WRITTEN INSTRUCTION
Look through the data below. Collect every line where the word "JSON" occurs.

SOURCE RECORDS
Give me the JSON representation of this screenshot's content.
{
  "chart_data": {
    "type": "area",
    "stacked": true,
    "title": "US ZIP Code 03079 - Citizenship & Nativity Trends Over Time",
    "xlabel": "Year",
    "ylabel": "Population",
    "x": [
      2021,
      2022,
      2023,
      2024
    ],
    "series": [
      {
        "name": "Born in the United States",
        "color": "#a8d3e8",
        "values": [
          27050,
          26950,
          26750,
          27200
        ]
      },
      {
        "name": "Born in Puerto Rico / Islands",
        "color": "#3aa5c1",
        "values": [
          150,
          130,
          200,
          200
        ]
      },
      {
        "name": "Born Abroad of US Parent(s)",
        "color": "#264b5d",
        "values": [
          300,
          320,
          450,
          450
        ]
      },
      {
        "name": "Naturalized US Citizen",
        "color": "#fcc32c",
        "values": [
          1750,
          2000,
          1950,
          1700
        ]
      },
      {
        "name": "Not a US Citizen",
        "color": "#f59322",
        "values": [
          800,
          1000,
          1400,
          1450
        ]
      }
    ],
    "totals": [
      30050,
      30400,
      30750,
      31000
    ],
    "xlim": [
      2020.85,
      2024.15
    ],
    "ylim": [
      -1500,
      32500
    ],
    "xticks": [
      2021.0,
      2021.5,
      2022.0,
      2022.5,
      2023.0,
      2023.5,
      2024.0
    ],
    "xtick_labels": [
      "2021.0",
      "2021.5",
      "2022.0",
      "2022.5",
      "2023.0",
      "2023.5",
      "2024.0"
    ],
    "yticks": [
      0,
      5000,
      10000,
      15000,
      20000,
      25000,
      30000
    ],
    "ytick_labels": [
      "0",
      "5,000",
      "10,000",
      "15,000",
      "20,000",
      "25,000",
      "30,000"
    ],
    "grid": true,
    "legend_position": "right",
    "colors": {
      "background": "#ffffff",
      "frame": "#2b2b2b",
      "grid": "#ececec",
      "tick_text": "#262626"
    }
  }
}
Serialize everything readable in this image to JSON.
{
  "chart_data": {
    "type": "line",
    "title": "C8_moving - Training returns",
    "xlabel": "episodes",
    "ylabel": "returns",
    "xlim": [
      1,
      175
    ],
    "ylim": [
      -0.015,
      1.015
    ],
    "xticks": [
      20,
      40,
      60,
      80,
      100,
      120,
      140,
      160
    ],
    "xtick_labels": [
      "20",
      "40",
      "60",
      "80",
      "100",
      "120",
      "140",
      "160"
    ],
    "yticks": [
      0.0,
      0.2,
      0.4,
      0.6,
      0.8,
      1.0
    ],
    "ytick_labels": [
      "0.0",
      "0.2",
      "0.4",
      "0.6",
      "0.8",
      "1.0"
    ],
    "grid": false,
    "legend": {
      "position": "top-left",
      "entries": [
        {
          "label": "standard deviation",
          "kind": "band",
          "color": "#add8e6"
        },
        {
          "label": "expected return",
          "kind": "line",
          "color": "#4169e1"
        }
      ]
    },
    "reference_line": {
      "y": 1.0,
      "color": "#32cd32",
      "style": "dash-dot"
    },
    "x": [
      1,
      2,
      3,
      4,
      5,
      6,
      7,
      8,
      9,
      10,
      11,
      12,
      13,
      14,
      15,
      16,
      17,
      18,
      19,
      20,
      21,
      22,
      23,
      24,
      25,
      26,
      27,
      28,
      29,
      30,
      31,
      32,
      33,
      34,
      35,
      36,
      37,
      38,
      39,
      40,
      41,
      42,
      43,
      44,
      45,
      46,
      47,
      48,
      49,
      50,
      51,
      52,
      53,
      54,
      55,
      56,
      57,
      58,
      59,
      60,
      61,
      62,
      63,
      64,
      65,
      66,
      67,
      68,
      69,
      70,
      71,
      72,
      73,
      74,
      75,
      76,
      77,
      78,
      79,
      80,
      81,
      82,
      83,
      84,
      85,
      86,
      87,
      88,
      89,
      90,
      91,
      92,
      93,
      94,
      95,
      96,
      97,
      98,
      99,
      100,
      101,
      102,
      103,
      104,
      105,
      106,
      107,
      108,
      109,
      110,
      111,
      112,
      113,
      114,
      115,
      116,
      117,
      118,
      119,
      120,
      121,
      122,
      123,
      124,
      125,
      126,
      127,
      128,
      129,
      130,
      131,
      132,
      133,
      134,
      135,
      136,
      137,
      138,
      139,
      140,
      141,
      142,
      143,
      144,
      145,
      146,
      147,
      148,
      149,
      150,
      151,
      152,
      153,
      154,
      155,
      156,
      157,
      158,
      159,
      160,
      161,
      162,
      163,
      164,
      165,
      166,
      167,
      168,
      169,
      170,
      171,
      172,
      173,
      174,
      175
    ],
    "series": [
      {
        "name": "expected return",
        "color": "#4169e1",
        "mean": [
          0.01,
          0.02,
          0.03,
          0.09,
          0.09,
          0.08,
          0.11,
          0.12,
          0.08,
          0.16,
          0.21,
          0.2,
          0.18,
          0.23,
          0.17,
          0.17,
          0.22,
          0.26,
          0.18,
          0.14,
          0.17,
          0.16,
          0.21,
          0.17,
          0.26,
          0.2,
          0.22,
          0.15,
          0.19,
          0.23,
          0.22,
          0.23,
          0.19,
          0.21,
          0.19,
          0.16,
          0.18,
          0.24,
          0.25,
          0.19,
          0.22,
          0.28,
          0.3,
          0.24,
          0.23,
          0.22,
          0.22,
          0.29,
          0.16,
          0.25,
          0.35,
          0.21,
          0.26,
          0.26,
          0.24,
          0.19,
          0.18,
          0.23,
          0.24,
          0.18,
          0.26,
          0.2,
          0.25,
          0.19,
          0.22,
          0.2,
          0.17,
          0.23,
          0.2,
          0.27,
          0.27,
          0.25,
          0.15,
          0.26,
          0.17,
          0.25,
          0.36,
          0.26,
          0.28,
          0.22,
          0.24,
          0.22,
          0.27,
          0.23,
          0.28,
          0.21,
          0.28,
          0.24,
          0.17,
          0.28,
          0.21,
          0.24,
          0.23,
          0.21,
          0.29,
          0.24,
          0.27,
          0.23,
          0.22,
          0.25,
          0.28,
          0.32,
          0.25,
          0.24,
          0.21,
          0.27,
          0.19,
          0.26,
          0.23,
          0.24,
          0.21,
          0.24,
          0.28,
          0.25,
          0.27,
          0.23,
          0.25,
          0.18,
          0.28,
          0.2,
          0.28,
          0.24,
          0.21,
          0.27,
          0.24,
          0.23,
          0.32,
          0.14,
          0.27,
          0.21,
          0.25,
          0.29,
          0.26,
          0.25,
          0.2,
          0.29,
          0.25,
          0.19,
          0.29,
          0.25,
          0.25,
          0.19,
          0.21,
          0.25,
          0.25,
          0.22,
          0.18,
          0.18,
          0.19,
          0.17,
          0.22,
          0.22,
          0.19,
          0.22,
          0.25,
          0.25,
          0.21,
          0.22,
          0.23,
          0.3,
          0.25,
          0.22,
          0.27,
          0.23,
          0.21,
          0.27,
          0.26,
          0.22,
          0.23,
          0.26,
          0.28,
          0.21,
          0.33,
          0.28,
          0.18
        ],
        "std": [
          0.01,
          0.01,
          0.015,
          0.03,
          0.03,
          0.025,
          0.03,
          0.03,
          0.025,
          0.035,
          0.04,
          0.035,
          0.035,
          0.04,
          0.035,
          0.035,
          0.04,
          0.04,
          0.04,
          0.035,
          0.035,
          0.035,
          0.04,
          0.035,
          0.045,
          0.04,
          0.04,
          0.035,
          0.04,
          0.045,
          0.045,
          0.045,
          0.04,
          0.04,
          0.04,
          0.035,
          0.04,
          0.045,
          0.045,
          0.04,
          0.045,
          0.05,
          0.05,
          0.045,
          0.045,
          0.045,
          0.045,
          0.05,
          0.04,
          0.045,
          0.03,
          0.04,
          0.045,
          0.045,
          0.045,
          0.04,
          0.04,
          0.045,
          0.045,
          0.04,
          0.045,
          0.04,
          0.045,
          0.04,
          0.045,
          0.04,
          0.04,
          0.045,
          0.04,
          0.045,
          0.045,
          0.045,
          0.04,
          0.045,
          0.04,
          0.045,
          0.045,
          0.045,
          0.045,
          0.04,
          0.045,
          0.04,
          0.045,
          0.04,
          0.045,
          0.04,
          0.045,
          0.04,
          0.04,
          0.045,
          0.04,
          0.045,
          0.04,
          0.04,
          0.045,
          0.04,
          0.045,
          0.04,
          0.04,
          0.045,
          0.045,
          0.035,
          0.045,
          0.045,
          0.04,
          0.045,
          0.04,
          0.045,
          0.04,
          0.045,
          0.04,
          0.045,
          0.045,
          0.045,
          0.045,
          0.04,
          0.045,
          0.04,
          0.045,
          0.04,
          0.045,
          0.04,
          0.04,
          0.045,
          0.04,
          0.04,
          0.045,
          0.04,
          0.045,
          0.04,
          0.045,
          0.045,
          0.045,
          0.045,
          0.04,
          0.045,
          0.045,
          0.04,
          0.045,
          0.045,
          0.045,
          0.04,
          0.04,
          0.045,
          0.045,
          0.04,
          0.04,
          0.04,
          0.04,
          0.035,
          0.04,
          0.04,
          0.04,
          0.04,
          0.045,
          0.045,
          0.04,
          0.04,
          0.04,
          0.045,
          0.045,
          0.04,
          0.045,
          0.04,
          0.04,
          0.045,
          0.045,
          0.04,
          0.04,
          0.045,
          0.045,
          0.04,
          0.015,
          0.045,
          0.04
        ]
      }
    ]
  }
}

RESULT OF THE EXERCISE
Give me the JSON representation of this screenshot's content.
Serialize everything readable in this image to JSON.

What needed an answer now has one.